**Problem statement**:
Below are records; count the lines that contain "source" and give only the total.

(Rows from a figure dataset)
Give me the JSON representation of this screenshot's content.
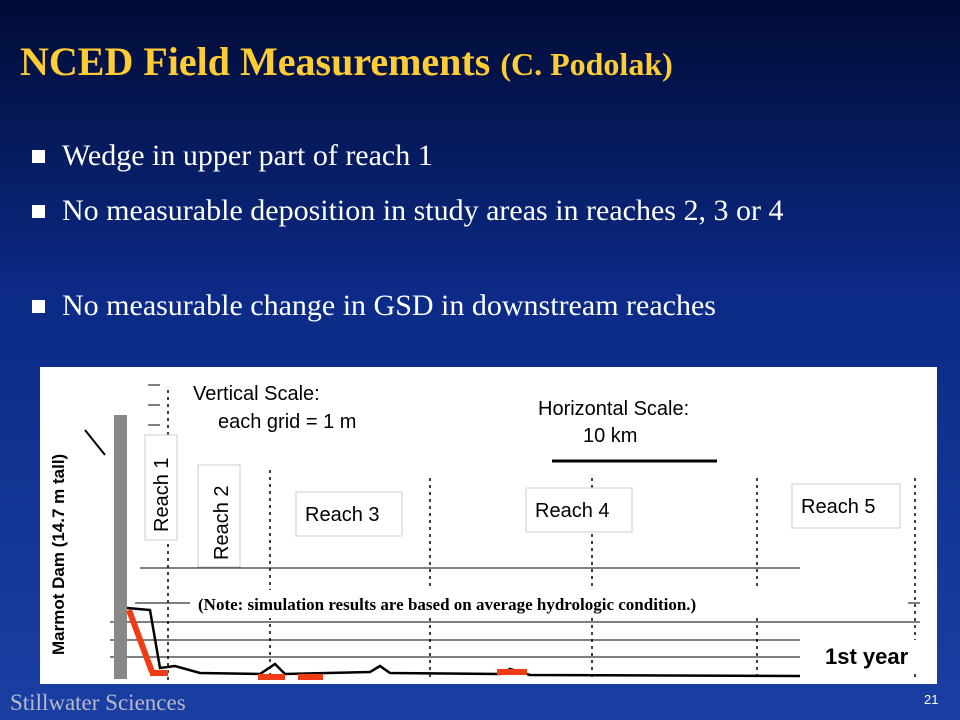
{
  "title": "NCED Field Measurements",
  "title_suffix": "(C. Podolak)",
  "bullets": [
    "Wedge in upper part of reach 1",
    "No measurable deposition in study areas in reaches 2, 3 or 4",
    "No measurable change in GSD in downstream reaches"
  ],
  "figure": {
    "dam_label": "Marmot Dam (14.7 m tall)",
    "vertical_scale": "Vertical Scale:",
    "vertical_grid": "each grid = 1 m",
    "horizontal_scale": "Horizontal Scale:",
    "horizontal_length": "10 km",
    "reaches": [
      "Reach 1",
      "Reach 2",
      "Reach 3",
      "Reach 4",
      "Reach 5"
    ],
    "note": "(Note: simulation results are based on average hydrologic condition.)",
    "year_label": "1st year"
  },
  "footer": {
    "logo": "Stillwater Sciences",
    "page": "21"
  }
}
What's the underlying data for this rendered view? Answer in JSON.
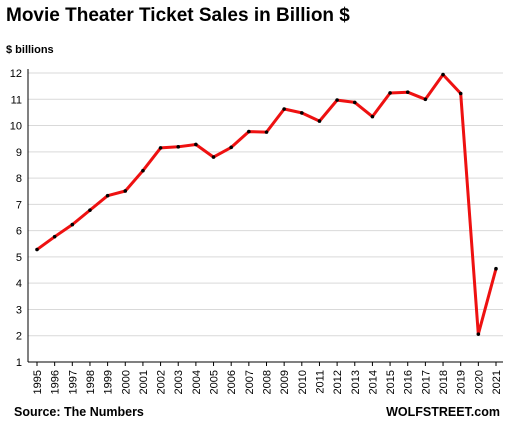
{
  "chart_data": {
    "type": "line",
    "title": "Movie Theater Ticket Sales in Billion $",
    "unit_label": "$ billions",
    "xlabel": "",
    "ylabel": "",
    "x": [
      "1995",
      "1996",
      "1997",
      "1998",
      "1999",
      "2000",
      "2001",
      "2002",
      "2003",
      "2004",
      "2005",
      "2006",
      "2007",
      "2008",
      "2009",
      "2010",
      "2011",
      "2012",
      "2013",
      "2014",
      "2015",
      "2016",
      "2017",
      "2018",
      "2019",
      "2020",
      "2021"
    ],
    "series": [
      {
        "name": "",
        "values": [
          5.28,
          5.77,
          6.23,
          6.78,
          7.33,
          7.51,
          8.28,
          9.15,
          9.19,
          9.28,
          8.8,
          9.17,
          9.77,
          9.75,
          10.63,
          10.48,
          10.17,
          10.97,
          10.88,
          10.34,
          11.24,
          11.27,
          11.0,
          11.94,
          11.22,
          2.06,
          4.55
        ]
      }
    ],
    "ylim": [
      1,
      12
    ],
    "yticks": [
      1,
      2,
      3,
      4,
      5,
      6,
      7,
      8,
      9,
      10,
      11,
      12
    ],
    "grid": true,
    "legend": "none",
    "line_color": "#ee1111",
    "marker_color": "#000000",
    "grid_color": "#d9d9d9"
  },
  "footer": {
    "source": "Source: The Numbers",
    "brand": "WOLFSTREET.com"
  }
}
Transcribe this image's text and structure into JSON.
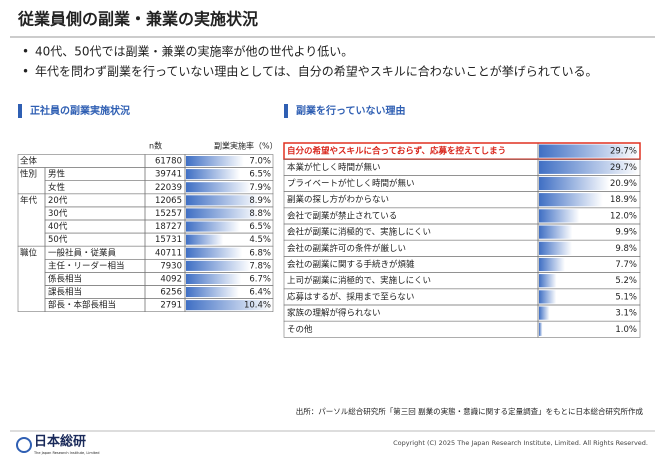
{
  "header": {
    "title": "従業員側の副業・兼業の実施状況"
  },
  "bullets": [
    "40代、50代では副業・兼業の実施率が他の世代より低い。",
    "年代を問わず副業を行っていない理由としては、自分の希望やスキルに合わないことが挙げられている。"
  ],
  "left": {
    "title": "正社員の副業実施状況",
    "columns": [
      "n数",
      "副業実施率（%）"
    ],
    "groups": [
      {
        "label": "全体",
        "rows": [
          {
            "n": 61780,
            "rate": {
              "value": 7.0,
              "label": "7.0%"
            }
          }
        ]
      },
      {
        "label": "性別",
        "rows": [
          {
            "label": "男性",
            "n": 39741,
            "rate": {
              "value": 6.5,
              "label": "6.5%"
            }
          },
          {
            "label": "女性",
            "n": 22039,
            "rate": {
              "value": 7.9,
              "label": "7.9%"
            }
          }
        ]
      },
      {
        "label": "年代",
        "rows": [
          {
            "label": "20代",
            "n": 12065,
            "rate": {
              "value": 8.9,
              "label": "8.9%"
            }
          },
          {
            "label": "30代",
            "n": 15257,
            "rate": {
              "value": 8.8,
              "label": "8.8%"
            }
          },
          {
            "label": "40代",
            "n": 18727,
            "rate": {
              "value": 6.5,
              "label": "6.5%"
            }
          },
          {
            "label": "50代",
            "n": 15731,
            "rate": {
              "value": 4.5,
              "label": "4.5%"
            }
          }
        ]
      },
      {
        "label": "職位",
        "rows": [
          {
            "label": "一般社員・従業員",
            "n": 40711,
            "rate": {
              "value": 6.8,
              "label": "6.8%"
            }
          },
          {
            "label": "主任・リーダー相当",
            "n": 7930,
            "rate": {
              "value": 7.8,
              "label": "7.8%"
            }
          },
          {
            "label": "係長相当",
            "n": 4092,
            "rate": {
              "value": 6.7,
              "label": "6.7%"
            }
          },
          {
            "label": "課長相当",
            "n": 6256,
            "rate": {
              "value": 6.4,
              "label": "6.4%"
            }
          },
          {
            "label": "部長・本部長相当",
            "n": 2791,
            "rate": {
              "value": 10.4,
              "label": "10.4%"
            }
          }
        ]
      }
    ]
  },
  "right": {
    "title": "副業を行っていない理由",
    "rows": [
      {
        "label": "自分の希望やスキルに合っておらず、応募を控えてしまう",
        "rate": {
          "value": 29.7,
          "label": "29.7%"
        },
        "highlighted": true
      },
      {
        "label": "本業が忙しく時間が無い",
        "rate": {
          "value": 29.7,
          "label": "29.7%"
        }
      },
      {
        "label": "プライベートが忙しく時間が無い",
        "rate": {
          "value": 20.9,
          "label": "20.9%"
        }
      },
      {
        "label": "副業の探し方がわからない",
        "rate": {
          "value": 18.9,
          "label": "18.9%"
        }
      },
      {
        "label": "会社で副業が禁止されている",
        "rate": {
          "value": 12.0,
          "label": "12.0%"
        }
      },
      {
        "label": "会社が副業に消極的で、実施しにくい",
        "rate": {
          "value": 9.9,
          "label": "9.9%"
        }
      },
      {
        "label": "会社の副業許可の条件が厳しい",
        "rate": {
          "value": 9.8,
          "label": "9.8%"
        }
      },
      {
        "label": "会社の副業に関する手続きが煩雑",
        "rate": {
          "value": 7.7,
          "label": "7.7%"
        }
      },
      {
        "label": "上司が副業に消極的で、実施しにくい",
        "rate": {
          "value": 5.2,
          "label": "5.2%"
        }
      },
      {
        "label": "応募はするが、採用まで至らない",
        "rate": {
          "value": 5.1,
          "label": "5.1%"
        }
      },
      {
        "label": "家族の理解が得られない",
        "rate": {
          "value": 3.1,
          "label": "3.1%"
        }
      },
      {
        "label": "その他",
        "rate": {
          "value": 1.0,
          "label": "1.0%"
        }
      }
    ]
  },
  "source": "出所：パーソル総合研究所「第三回 副業の実態・意識に関する定量調査」をもとに日本総合研究所作成",
  "footer": {
    "logo": "日本総研",
    "logo_sub": "The Japan Research Institute, Limited",
    "copyright": "Copyright (C) 2025 The Japan Research Institute, Limited. All Rights Reserved."
  }
}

**Exercise solution**:
2